# TASK OBJECTIVE
Please rewrite every one of the rows below, changing "total-label" to "stack-total-label" wherever it occurs and leaving everything else as it is.

# ENTRIES SUPPLIED
----
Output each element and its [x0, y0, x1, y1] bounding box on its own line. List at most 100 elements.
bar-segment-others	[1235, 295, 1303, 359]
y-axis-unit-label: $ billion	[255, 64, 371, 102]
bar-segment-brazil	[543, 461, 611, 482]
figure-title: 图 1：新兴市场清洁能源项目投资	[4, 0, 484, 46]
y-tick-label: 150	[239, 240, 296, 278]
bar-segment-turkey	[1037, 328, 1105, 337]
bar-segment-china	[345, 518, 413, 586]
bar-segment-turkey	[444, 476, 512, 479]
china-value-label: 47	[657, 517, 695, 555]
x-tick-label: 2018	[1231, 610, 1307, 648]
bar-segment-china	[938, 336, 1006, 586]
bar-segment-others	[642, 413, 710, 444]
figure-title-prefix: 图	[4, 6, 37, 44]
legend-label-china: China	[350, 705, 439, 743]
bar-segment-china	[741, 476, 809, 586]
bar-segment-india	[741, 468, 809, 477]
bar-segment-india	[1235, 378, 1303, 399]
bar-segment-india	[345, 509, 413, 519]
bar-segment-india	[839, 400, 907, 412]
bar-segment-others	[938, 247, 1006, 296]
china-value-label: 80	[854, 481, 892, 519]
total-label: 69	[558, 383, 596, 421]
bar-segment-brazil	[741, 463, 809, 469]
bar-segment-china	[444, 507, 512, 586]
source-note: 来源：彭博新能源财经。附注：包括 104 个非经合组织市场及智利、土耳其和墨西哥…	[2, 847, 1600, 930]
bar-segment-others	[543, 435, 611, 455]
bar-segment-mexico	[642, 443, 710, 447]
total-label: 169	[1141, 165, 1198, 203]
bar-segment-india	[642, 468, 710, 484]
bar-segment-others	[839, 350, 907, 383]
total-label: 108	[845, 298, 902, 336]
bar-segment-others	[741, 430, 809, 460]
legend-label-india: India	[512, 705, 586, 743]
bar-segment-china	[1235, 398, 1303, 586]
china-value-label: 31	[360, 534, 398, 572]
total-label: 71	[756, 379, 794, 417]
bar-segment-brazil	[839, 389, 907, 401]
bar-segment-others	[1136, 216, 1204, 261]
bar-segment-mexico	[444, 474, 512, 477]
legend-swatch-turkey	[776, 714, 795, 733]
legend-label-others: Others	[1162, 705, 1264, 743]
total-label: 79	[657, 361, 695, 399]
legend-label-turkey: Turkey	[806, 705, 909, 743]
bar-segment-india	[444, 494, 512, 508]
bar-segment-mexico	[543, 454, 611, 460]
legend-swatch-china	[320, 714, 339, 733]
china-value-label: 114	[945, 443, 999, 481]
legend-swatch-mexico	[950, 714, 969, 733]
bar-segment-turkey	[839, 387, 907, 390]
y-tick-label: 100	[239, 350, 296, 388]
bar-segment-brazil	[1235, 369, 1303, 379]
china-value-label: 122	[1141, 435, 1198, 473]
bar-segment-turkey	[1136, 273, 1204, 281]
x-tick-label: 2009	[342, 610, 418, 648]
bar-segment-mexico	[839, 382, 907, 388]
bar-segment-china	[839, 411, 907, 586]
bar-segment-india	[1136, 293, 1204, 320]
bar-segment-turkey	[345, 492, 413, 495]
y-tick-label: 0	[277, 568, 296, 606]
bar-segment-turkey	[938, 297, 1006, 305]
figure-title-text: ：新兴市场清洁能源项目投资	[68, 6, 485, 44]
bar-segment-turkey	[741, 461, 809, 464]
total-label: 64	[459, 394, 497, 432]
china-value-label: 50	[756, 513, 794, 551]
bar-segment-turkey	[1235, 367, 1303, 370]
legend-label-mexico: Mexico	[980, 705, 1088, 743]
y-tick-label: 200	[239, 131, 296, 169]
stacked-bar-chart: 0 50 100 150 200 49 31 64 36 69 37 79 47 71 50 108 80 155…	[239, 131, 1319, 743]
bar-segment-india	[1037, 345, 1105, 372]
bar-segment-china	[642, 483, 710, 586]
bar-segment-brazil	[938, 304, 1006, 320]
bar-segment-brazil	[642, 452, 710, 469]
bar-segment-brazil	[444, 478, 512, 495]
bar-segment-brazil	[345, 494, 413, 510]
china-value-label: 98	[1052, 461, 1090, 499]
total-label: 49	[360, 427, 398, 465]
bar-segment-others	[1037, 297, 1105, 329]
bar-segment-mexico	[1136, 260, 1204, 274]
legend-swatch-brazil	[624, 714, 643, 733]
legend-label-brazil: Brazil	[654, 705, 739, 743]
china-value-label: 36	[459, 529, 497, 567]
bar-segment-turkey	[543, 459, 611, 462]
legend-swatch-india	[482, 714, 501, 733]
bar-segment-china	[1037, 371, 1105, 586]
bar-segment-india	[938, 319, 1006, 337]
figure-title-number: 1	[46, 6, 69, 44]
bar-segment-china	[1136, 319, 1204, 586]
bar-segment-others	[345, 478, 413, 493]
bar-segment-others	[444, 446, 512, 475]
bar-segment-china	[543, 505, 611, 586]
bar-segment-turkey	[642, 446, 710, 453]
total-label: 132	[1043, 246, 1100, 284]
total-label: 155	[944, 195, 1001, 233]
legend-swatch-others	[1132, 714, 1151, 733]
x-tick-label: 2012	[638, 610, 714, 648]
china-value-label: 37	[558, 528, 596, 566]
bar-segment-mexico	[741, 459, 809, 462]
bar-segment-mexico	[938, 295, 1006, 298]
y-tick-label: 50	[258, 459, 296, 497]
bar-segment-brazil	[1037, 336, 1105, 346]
----
# TASK OUTPUT
Output each element and its [x0, y0, x1, y1] bounding box on its own line. List at most 100 elements.
bar-segment-others	[1235, 295, 1303, 359]
y-axis-unit-label: $ billion	[255, 64, 371, 102]
bar-segment-brazil	[543, 461, 611, 482]
figure-title: 图 1：新兴市场清洁能源项目投资	[4, 0, 484, 46]
y-tick-label: 150	[239, 240, 296, 278]
bar-segment-turkey	[1037, 328, 1105, 337]
bar-segment-china	[345, 518, 413, 586]
bar-segment-turkey	[444, 476, 512, 479]
china-value-label: 47	[657, 517, 695, 555]
x-tick-label: 2018	[1231, 610, 1307, 648]
bar-segment-china	[938, 336, 1006, 586]
bar-segment-others	[642, 413, 710, 444]
figure-title-prefix: 图	[4, 6, 37, 44]
legend-label-china: China	[350, 705, 439, 743]
bar-segment-china	[741, 476, 809, 586]
bar-segment-india	[741, 468, 809, 477]
bar-segment-india	[1235, 378, 1303, 399]
bar-segment-india	[345, 509, 413, 519]
bar-segment-india	[839, 400, 907, 412]
bar-segment-others	[938, 247, 1006, 296]
china-value-label: 80	[854, 481, 892, 519]
stack-total-label: 69	[558, 383, 596, 421]
bar-segment-brazil	[741, 463, 809, 469]
bar-segment-china	[444, 507, 512, 586]
source-note: 来源：彭博新能源财经。附注：包括 104 个非经合组织市场及智利、土耳其和墨西哥…	[2, 847, 1600, 930]
bar-segment-others	[543, 435, 611, 455]
bar-segment-mexico	[642, 443, 710, 447]
stack-total-label: 169	[1141, 165, 1198, 203]
bar-segment-india	[642, 468, 710, 484]
bar-segment-others	[839, 350, 907, 383]
stack-total-label: 108	[845, 298, 902, 336]
bar-segment-others	[741, 430, 809, 460]
legend-label-india: India	[512, 705, 586, 743]
bar-segment-china	[1235, 398, 1303, 586]
china-value-label: 31	[360, 534, 398, 572]
stack-total-label: 71	[756, 379, 794, 417]
bar-segment-brazil	[839, 389, 907, 401]
bar-segment-others	[1136, 216, 1204, 261]
bar-segment-mexico	[444, 474, 512, 477]
legend-swatch-turkey	[776, 714, 795, 733]
legend-label-others: Others	[1162, 705, 1264, 743]
stack-total-label: 79	[657, 361, 695, 399]
legend-label-turkey: Turkey	[806, 705, 909, 743]
bar-segment-india	[444, 494, 512, 508]
bar-segment-mexico	[543, 454, 611, 460]
legend-swatch-china	[320, 714, 339, 733]
china-value-label: 114	[945, 443, 999, 481]
legend-swatch-mexico	[950, 714, 969, 733]
bar-segment-turkey	[839, 387, 907, 390]
y-tick-label: 100	[239, 350, 296, 388]
bar-segment-brazil	[1235, 369, 1303, 379]
china-value-label: 122	[1141, 435, 1198, 473]
bar-segment-turkey	[1136, 273, 1204, 281]
x-tick-label: 2009	[342, 610, 418, 648]
bar-segment-mexico	[839, 382, 907, 388]
bar-segment-china	[839, 411, 907, 586]
bar-segment-india	[1136, 293, 1204, 320]
bar-segment-turkey	[345, 492, 413, 495]
y-tick-label: 0	[277, 568, 296, 606]
bar-segment-turkey	[938, 297, 1006, 305]
figure-title-text: ：新兴市场清洁能源项目投资	[68, 6, 485, 44]
bar-segment-turkey	[741, 461, 809, 464]
stack-total-label: 64	[459, 394, 497, 432]
china-value-label: 50	[756, 513, 794, 551]
bar-segment-turkey	[1235, 367, 1303, 370]
legend-label-mexico: Mexico	[980, 705, 1088, 743]
y-tick-label: 200	[239, 131, 296, 169]
stacked-bar-chart: 0 50 100 150 200 49 31 64 36 69 37 79 47 71 50 108 80 155…	[239, 131, 1319, 743]
bar-segment-india	[1037, 345, 1105, 372]
bar-segment-china	[642, 483, 710, 586]
bar-segment-brazil	[938, 304, 1006, 320]
bar-segment-brazil	[642, 452, 710, 469]
bar-segment-brazil	[444, 478, 512, 495]
bar-segment-brazil	[345, 494, 413, 510]
china-value-label: 98	[1052, 461, 1090, 499]
stack-total-label: 49	[360, 427, 398, 465]
bar-segment-others	[1037, 297, 1105, 329]
bar-segment-mexico	[1136, 260, 1204, 274]
legend-swatch-brazil	[624, 714, 643, 733]
legend-label-brazil: Brazil	[654, 705, 739, 743]
china-value-label: 36	[459, 529, 497, 567]
bar-segment-turkey	[543, 459, 611, 462]
legend-swatch-india	[482, 714, 501, 733]
bar-segment-china	[1037, 371, 1105, 586]
bar-segment-india	[938, 319, 1006, 337]
figure-title-number: 1	[46, 6, 69, 44]
bar-segment-china	[1136, 319, 1204, 586]
bar-segment-others	[345, 478, 413, 493]
bar-segment-others	[444, 446, 512, 475]
bar-segment-china	[543, 505, 611, 586]
bar-segment-turkey	[642, 446, 710, 453]
stack-total-label: 132	[1043, 246, 1100, 284]
stack-total-label: 155	[944, 195, 1001, 233]
legend-swatch-others	[1132, 714, 1151, 733]
x-tick-label: 2012	[638, 610, 714, 648]
china-value-label: 37	[558, 528, 596, 566]
bar-segment-mexico	[741, 459, 809, 462]
bar-segment-mexico	[938, 295, 1006, 298]
y-tick-label: 50	[258, 459, 296, 497]
bar-segment-brazil	[1037, 336, 1105, 346]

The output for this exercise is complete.